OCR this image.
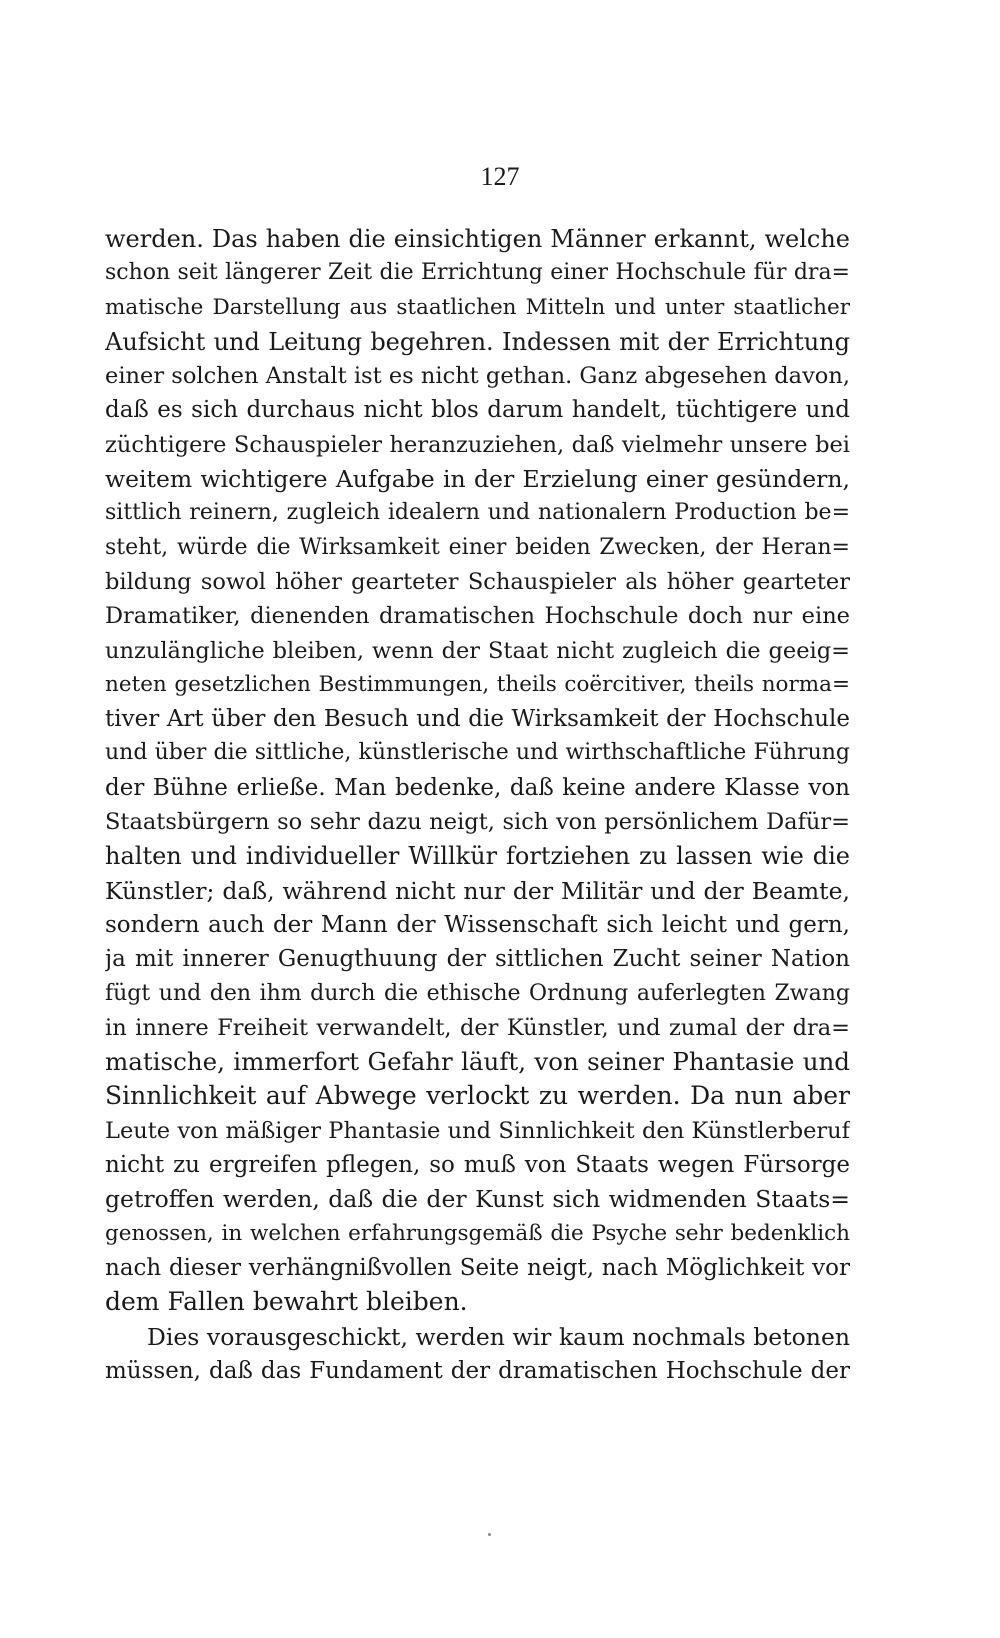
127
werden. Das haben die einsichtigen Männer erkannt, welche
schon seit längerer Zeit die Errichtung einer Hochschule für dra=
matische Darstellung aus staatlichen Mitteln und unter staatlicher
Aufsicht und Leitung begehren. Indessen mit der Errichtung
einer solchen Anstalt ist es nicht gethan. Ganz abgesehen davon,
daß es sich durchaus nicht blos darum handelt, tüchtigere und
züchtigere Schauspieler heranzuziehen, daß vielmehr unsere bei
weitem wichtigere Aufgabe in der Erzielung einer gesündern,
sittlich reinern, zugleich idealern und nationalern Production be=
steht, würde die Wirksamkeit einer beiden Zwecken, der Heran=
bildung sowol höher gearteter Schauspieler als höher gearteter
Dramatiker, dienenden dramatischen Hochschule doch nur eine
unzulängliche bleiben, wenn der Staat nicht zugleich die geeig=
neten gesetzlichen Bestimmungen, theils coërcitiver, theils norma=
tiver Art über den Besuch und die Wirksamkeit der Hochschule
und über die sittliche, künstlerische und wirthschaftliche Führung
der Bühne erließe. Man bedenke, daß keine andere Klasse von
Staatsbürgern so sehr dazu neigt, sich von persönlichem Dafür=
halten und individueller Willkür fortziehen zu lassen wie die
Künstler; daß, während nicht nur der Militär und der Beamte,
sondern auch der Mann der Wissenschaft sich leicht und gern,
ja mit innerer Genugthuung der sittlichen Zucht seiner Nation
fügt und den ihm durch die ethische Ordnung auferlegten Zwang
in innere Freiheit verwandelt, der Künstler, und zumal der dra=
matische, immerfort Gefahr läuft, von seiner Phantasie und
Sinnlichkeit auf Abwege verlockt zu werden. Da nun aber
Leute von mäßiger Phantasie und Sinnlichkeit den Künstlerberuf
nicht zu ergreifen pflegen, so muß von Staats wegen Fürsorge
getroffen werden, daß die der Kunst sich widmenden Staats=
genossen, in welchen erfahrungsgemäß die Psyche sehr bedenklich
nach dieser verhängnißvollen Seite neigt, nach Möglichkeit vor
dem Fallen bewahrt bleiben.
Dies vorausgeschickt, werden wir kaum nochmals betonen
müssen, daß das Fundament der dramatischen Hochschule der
____________
▶ [Requirement]:
The listing above needs to be output again exactly. Don't include the pictures.

▶ [Answer to the exercise]:
OCR this image.
127
werden. Das haben die einsichtigen Männer erkannt, welche
schon seit längerer Zeit die Errichtung einer Hochschule für dra=
matische Darstellung aus staatlichen Mitteln und unter staatlicher
Aufsicht und Leitung begehren. Indessen mit der Errichtung
einer solchen Anstalt ist es nicht gethan. Ganz abgesehen davon,
daß es sich durchaus nicht blos darum handelt, tüchtigere und
züchtigere Schauspieler heranzuziehen, daß vielmehr unsere bei
weitem wichtigere Aufgabe in der Erzielung einer gesündern,
sittlich reinern, zugleich idealern und nationalern Production be=
steht, würde die Wirksamkeit einer beiden Zwecken, der Heran=
bildung sowol höher gearteter Schauspieler als höher gearteter
Dramatiker, dienenden dramatischen Hochschule doch nur eine
unzulängliche bleiben, wenn der Staat nicht zugleich die geeig=
neten gesetzlichen Bestimmungen, theils coërcitiver, theils norma=
tiver Art über den Besuch und die Wirksamkeit der Hochschule
und über die sittliche, künstlerische und wirthschaftliche Führung
der Bühne erließe. Man bedenke, daß keine andere Klasse von
Staatsbürgern so sehr dazu neigt, sich von persönlichem Dafür=
halten und individueller Willkür fortziehen zu lassen wie die
Künstler; daß, während nicht nur der Militär und der Beamte,
sondern auch der Mann der Wissenschaft sich leicht und gern,
ja mit innerer Genugthuung der sittlichen Zucht seiner Nation
fügt und den ihm durch die ethische Ordnung auferlegten Zwang
in innere Freiheit verwandelt, der Künstler, und zumal der dra=
matische, immerfort Gefahr läuft, von seiner Phantasie und
Sinnlichkeit auf Abwege verlockt zu werden. Da nun aber
Leute von mäßiger Phantasie und Sinnlichkeit den Künstlerberuf
nicht zu ergreifen pflegen, so muß von Staats wegen Fürsorge
getroffen werden, daß die der Kunst sich widmenden Staats=
genossen, in welchen erfahrungsgemäß die Psyche sehr bedenklich
nach dieser verhängnißvollen Seite neigt, nach Möglichkeit vor
dem Fallen bewahrt bleiben.
Dies vorausgeschickt, werden wir kaum nochmals betonen
müssen, daß das Fundament der dramatischen Hochschule der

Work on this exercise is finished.